*OBJECTIVE*. The records below need retyping in full; give them again exactly.

## Begin RECORDS

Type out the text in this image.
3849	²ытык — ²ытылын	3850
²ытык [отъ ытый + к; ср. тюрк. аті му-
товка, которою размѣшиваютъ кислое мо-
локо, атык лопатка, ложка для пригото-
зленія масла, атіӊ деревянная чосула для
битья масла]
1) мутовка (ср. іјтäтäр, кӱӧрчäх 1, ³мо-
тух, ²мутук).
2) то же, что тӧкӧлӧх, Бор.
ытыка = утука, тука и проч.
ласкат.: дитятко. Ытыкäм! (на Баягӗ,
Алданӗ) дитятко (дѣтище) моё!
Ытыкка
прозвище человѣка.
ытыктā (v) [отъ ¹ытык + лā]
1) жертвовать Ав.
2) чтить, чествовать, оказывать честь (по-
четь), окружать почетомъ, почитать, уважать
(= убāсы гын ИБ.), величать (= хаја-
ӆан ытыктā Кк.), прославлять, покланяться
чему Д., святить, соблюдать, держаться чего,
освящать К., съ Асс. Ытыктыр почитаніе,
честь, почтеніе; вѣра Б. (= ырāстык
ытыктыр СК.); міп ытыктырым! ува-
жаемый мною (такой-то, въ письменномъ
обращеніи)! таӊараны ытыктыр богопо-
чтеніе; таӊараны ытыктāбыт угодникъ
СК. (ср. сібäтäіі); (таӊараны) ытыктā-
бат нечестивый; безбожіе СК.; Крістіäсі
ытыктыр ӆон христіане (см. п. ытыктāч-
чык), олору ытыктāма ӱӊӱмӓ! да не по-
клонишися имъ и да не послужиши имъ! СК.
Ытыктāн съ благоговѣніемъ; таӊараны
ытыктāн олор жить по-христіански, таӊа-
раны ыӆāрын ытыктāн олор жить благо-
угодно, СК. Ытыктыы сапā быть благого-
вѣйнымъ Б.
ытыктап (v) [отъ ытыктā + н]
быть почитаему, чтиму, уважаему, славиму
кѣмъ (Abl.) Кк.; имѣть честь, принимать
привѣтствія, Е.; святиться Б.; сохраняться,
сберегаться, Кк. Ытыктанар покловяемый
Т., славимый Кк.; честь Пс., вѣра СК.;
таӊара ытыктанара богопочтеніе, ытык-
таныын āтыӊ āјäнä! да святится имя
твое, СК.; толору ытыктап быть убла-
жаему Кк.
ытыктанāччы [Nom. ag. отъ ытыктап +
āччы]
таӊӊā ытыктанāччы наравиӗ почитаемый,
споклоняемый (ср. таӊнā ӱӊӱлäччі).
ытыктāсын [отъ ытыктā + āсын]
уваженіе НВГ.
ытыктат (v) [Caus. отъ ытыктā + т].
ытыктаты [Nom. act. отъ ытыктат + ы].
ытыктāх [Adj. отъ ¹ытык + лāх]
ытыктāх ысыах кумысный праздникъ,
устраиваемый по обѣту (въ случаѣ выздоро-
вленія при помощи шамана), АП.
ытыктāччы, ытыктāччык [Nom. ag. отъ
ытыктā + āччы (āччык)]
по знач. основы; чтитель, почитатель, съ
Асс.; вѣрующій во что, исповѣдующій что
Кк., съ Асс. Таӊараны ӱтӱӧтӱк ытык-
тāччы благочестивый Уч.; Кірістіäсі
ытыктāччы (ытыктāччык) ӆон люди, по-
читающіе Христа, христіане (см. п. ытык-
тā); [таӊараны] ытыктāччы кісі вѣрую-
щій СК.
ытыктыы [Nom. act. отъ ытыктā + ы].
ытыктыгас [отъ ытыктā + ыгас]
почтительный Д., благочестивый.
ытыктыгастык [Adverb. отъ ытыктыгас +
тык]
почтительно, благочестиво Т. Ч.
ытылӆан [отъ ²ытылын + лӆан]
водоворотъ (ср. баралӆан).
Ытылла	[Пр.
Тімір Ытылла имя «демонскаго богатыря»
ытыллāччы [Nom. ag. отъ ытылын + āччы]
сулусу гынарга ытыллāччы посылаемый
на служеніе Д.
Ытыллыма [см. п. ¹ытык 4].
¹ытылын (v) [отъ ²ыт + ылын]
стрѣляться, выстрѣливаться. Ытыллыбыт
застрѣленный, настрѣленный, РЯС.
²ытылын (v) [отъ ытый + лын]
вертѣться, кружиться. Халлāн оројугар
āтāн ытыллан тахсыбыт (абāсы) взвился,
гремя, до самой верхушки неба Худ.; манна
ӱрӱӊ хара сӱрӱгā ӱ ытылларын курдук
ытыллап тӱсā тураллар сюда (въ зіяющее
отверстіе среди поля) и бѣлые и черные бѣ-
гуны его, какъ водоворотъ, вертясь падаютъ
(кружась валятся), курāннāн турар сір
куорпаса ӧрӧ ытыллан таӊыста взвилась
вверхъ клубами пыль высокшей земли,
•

## End RECORDS

*SOLVED EXERCISE*.
Type out the text in this image.
3849	²ытык — ²ытылын	3850
²ытык [отъ ытый + к; ср. тюрк. аті му-
товка, которою размѣшиваютъ кислое мо-
локо, атык лопатка, ложка для пригото-
зленія масла, атіӊ деревянная чосула для
битья масла]
1) мутовка (ср. іјтäтäр, кӱӧрчäх 1, ³мо-
тух, ²мутук).
2) то же, что тӧкӧлӧх, Бор.
ытыка = утука, тука и проч.
ласкат.: дитятко. Ытыкäм! (на Баягӗ,
Алданӗ) дитятко (дѣтище) моё!
Ытыкка
прозвище человѣка.
ытыктā (v) [отъ ¹ытык + лā]
1) жертвовать Ав.
2) чтить, чествовать, оказывать честь (по-
четь), окружать почетомъ, почитать, уважать
(= убāсы гын ИБ.), величать (= хаја-
ӆан ытыктā Кк.), прославлять, покланяться
чему Д., святить, соблюдать, держаться чего,
освящать К., съ Асс. Ытыктыр почитаніе,
честь, почтеніе; вѣра Б. (= ырāстык
ытыктыр СК.); міп ытыктырым! ува-
жаемый мною (такой-то, въ письменномъ
обращеніи)! таӊараны ытыктыр богопо-
чтеніе; таӊараны ытыктāбыт угодникъ
СК. (ср. сібäтäіі); (таӊараны) ытыктā-
бат нечестивый; безбожіе СК.; Крістіäсі
ытыктыр ӆон христіане (см. п. ытыктāч-
чык), олору ытыктāма ӱӊӱмӓ! да не по-
клонишися имъ и да не послужиши имъ! СК.
Ытыктāн съ благоговѣніемъ; таӊараны
ытыктāн олор жить по-христіански, таӊа-
раны ыӆāрын ытыктāн олор жить благо-
угодно, СК. Ытыктыы сапā быть благого-
вѣйнымъ Б.
ытыктап (v) [отъ ытыктā + н]
быть почитаему, чтиму, уважаему, славиму
кѣмъ (Abl.) Кк.; имѣть честь, принимать
привѣтствія, Е.; святиться Б.; сохраняться,
сберегаться, Кк. Ытыктанар покловяемый
Т., славимый Кк.; честь Пс., вѣра СК.;
таӊара ытыктанара богопочтеніе, ытык-
таныын āтыӊ āјäнä! да святится имя
твое, СК.; толору ытыктап быть убла-
жаему Кк.
ытыктанāччы [Nom. ag. отъ ытыктап +
āччы]
таӊӊā ытыктанāччы наравиӗ почитаемый,
споклоняемый (ср. таӊнā ӱӊӱлäччі).
ытыктāсын [отъ ытыктā + āсын]
уваженіе НВГ.
ытыктат (v) [Caus. отъ ытыктā + т].
ытыктаты [Nom. act. отъ ытыктат + ы].
ытыктāх [Adj. отъ ¹ытык + лāх]
ытыктāх ысыах кумысный праздникъ,
устраиваемый по обѣту (въ случаѣ выздоро-
вленія при помощи шамана), АП.
ытыктāччы, ытыктāччык [Nom. ag. отъ
ытыктā + āччы (āччык)]
по знач. основы; чтитель, почитатель, съ
Асс.; вѣрующій во что, исповѣдующій что
Кк., съ Асс. Таӊараны ӱтӱӧтӱк ытык-
тāччы благочестивый Уч.; Кірістіäсі
ытыктāччы (ытыктāччык) ӆон люди, по-
читающіе Христа, христіане (см. п. ытык-
тā); [таӊараны] ытыктāччы кісі вѣрую-
щій СК.
ытыктыы [Nom. act. отъ ытыктā + ы].
ытыктыгас [отъ ытыктā + ыгас]
почтительный Д., благочестивый.
ытыктыгастык [Adverb. отъ ытыктыгас +
тык]
почтительно, благочестиво Т. Ч.
ытылӆан [отъ ²ытылын + лӆан]
водоворотъ (ср. баралӆан).
Ытылла	[Пр.
Тімір Ытылла имя «демонскаго богатыря»
ытыллāччы [Nom. ag. отъ ытылын + āччы]
сулусу гынарга ытыллāччы посылаемый
на служеніе Д.
Ытыллыма [см. п. ¹ытык 4].
¹ытылын (v) [отъ ²ыт + ылын]
стрѣляться, выстрѣливаться. Ытыллыбыт
застрѣленный, настрѣленный, РЯС.
²ытылын (v) [отъ ытый + лын]
вертѣться, кружиться. Халлāн оројугар
āтāн ытыллан тахсыбыт (абāсы) взвился,
гремя, до самой верхушки неба Худ.; манна
ӱрӱӊ хара сӱрӱгā ӱ ытылларын курдук
ытыллап тӱсā тураллар сюда (въ зіяющее
отверстіе среди поля) и бѣлые и черные бѣ-
гуны его, какъ водоворотъ, вертясь падаютъ
(кружась валятся), курāннāн турар сір
куорпаса ӧрӧ ытыллан таӊыста взвилась
вверхъ клубами пыль высокшей земли,
•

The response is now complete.